++++ Input rows ++++
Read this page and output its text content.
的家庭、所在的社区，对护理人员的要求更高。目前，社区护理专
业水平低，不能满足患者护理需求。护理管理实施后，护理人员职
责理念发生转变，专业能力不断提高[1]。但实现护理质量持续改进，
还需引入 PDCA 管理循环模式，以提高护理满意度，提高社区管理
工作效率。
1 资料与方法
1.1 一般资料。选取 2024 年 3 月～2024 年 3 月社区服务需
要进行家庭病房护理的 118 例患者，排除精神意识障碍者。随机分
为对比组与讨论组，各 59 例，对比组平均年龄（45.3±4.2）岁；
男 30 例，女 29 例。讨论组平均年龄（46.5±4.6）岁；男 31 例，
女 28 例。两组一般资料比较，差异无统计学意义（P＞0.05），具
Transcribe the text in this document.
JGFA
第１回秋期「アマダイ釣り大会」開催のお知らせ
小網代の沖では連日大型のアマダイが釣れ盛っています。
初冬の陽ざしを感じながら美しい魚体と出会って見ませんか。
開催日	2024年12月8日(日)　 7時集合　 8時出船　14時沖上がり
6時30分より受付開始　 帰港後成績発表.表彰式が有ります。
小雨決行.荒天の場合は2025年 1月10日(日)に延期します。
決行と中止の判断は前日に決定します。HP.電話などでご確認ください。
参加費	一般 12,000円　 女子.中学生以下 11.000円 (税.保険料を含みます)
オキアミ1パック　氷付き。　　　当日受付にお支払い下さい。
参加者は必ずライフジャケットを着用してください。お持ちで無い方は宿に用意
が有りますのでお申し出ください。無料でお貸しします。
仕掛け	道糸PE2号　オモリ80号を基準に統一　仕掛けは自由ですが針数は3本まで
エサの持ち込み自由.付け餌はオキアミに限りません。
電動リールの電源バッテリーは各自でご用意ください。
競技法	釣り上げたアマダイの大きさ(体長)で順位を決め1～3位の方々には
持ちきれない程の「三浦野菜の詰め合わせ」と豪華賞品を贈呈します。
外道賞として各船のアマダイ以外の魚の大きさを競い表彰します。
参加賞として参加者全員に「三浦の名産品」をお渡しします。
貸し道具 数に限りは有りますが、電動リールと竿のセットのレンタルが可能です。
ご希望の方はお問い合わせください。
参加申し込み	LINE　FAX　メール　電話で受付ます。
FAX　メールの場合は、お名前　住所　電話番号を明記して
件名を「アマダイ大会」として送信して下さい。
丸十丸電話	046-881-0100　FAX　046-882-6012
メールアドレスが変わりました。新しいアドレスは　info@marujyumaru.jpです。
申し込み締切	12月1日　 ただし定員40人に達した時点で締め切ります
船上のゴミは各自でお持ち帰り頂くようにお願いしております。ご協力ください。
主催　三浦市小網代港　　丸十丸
++++
Direction: Copy every line verbatim.

Answer to this exercise:
Read this page and output its text content.
的家庭、所在的社区，对护理人员的要求更高。目前，社区护理专
业水平低，不能满足患者护理需求。护理管理实施后，护理人员职
责理念发生转变，专业能力不断提高[1]。但实现护理质量持续改进，
还需引入 PDCA 管理循环模式，以提高护理满意度，提高社区管理
工作效率。
1 资料与方法
1.1 一般资料。选取 2024 年 3 月～2024 年 3 月社区服务需
要进行家庭病房护理的 118 例患者，排除精神意识障碍者。随机分
为对比组与讨论组，各 59 例，对比组平均年龄（45.3±4.2）岁；
男 30 例，女 29 例。讨论组平均年龄（46.5±4.6）岁；男 31 例，
女 28 例。两组一般资料比较，差异无统计学意义（P＞0.05），具
Transcribe the text in this document.
JGFA
第１回秋期「アマダイ釣り大会」開催のお知らせ
小網代の沖では連日大型のアマダイが釣れ盛っています。
初冬の陽ざしを感じながら美しい魚体と出会って見ませんか。
開催日	2024年12月8日(日)　 7時集合　 8時出船　14時沖上がり
6時30分より受付開始　 帰港後成績発表.表彰式が有ります。
小雨決行.荒天の場合は2025年 1月10日(日)に延期します。
決行と中止の判断は前日に決定します。HP.電話などでご確認ください。
参加費	一般 12,000円　 女子.中学生以下 11.000円 (税.保険料を含みます)
オキアミ1パック　氷付き。　　　当日受付にお支払い下さい。
参加者は必ずライフジャケットを着用してください。お持ちで無い方は宿に用意
が有りますのでお申し出ください。無料でお貸しします。
仕掛け	道糸PE2号　オモリ80号を基準に統一　仕掛けは自由ですが針数は3本まで
エサの持ち込み自由.付け餌はオキアミに限りません。
電動リールの電源バッテリーは各自でご用意ください。
競技法	釣り上げたアマダイの大きさ(体長)で順位を決め1～3位の方々には
持ちきれない程の「三浦野菜の詰め合わせ」と豪華賞品を贈呈します。
外道賞として各船のアマダイ以外の魚の大きさを競い表彰します。
参加賞として参加者全員に「三浦の名産品」をお渡しします。
貸し道具 数に限りは有りますが、電動リールと竿のセットのレンタルが可能です。
ご希望の方はお問い合わせください。
参加申し込み	LINE　FAX　メール　電話で受付ます。
FAX　メールの場合は、お名前　住所　電話番号を明記して
件名を「アマダイ大会」として送信して下さい。
丸十丸電話	046-881-0100　FAX　046-882-6012
メールアドレスが変わりました。新しいアドレスは　info@marujyumaru.jpです。
申し込み締切	12月1日　 ただし定員40人に達した時点で締め切ります
船上のゴミは各自でお持ち帰り頂くようにお願いしております。ご協力ください。
主催　三浦市小網代港　　丸十丸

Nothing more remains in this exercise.